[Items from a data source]
□ □ □ □ □ □ □

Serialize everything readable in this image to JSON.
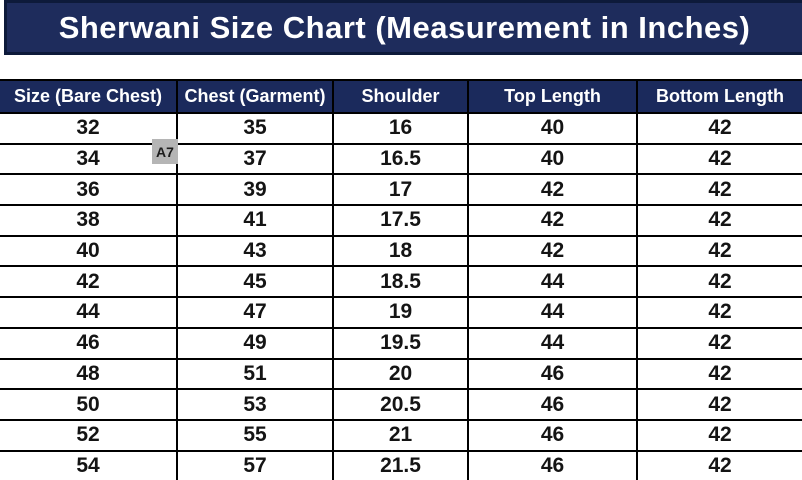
{
  "header": {
    "title": "Sherwani Size Chart (Measurement in Inches)"
  },
  "overlay": {
    "cell_ref": "A7"
  },
  "table": {
    "headers": [
      "Size (Bare Chest)",
      "Chest (Garment)",
      "Shoulder",
      "Top Length",
      "Bottom Length"
    ],
    "rows": [
      [
        "32",
        "35",
        "16",
        "40",
        "42"
      ],
      [
        "34",
        "37",
        "16.5",
        "40",
        "42"
      ],
      [
        "36",
        "39",
        "17",
        "42",
        "42"
      ],
      [
        "38",
        "41",
        "17.5",
        "42",
        "42"
      ],
      [
        "40",
        "43",
        "18",
        "42",
        "42"
      ],
      [
        "42",
        "45",
        "18.5",
        "44",
        "42"
      ],
      [
        "44",
        "47",
        "19",
        "44",
        "42"
      ],
      [
        "46",
        "49",
        "19.5",
        "44",
        "42"
      ],
      [
        "48",
        "51",
        "20",
        "46",
        "42"
      ],
      [
        "50",
        "53",
        "20.5",
        "46",
        "42"
      ],
      [
        "52",
        "55",
        "21",
        "46",
        "42"
      ],
      [
        "54",
        "57",
        "21.5",
        "46",
        "42"
      ]
    ]
  },
  "colors": {
    "banner_navy": "#1e2c5c",
    "banner_outline": "#0d1a3a",
    "header_navy": "#1b2a5c",
    "table_border": "#000000",
    "cell_ref_gray": "#b5b5b5",
    "text_white": "#ffffff",
    "text_black": "#141414"
  }
}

□ □ □ □ □ □ □

WHAT THE TASK REQUIRES =>
Produce an exact copy of each line of data, skipping embedded images.

WRITTEN SOLUTION =>
Serialize everything readable in this image to JSON.
{
  "header": {
    "title": "Sherwani Size Chart (Measurement in Inches)"
  },
  "overlay": {
    "cell_ref": "A7"
  },
  "table": {
    "headers": [
      "Size (Bare Chest)",
      "Chest (Garment)",
      "Shoulder",
      "Top Length",
      "Bottom Length"
    ],
    "rows": [
      [
        "32",
        "35",
        "16",
        "40",
        "42"
      ],
      [
        "34",
        "37",
        "16.5",
        "40",
        "42"
      ],
      [
        "36",
        "39",
        "17",
        "42",
        "42"
      ],
      [
        "38",
        "41",
        "17.5",
        "42",
        "42"
      ],
      [
        "40",
        "43",
        "18",
        "42",
        "42"
      ],
      [
        "42",
        "45",
        "18.5",
        "44",
        "42"
      ],
      [
        "44",
        "47",
        "19",
        "44",
        "42"
      ],
      [
        "46",
        "49",
        "19.5",
        "44",
        "42"
      ],
      [
        "48",
        "51",
        "20",
        "46",
        "42"
      ],
      [
        "50",
        "53",
        "20.5",
        "46",
        "42"
      ],
      [
        "52",
        "55",
        "21",
        "46",
        "42"
      ],
      [
        "54",
        "57",
        "21.5",
        "46",
        "42"
      ]
    ]
  },
  "colors": {
    "banner_navy": "#1e2c5c",
    "banner_outline": "#0d1a3a",
    "header_navy": "#1b2a5c",
    "table_border": "#000000",
    "cell_ref_gray": "#b5b5b5",
    "text_white": "#ffffff",
    "text_black": "#141414"
  }
}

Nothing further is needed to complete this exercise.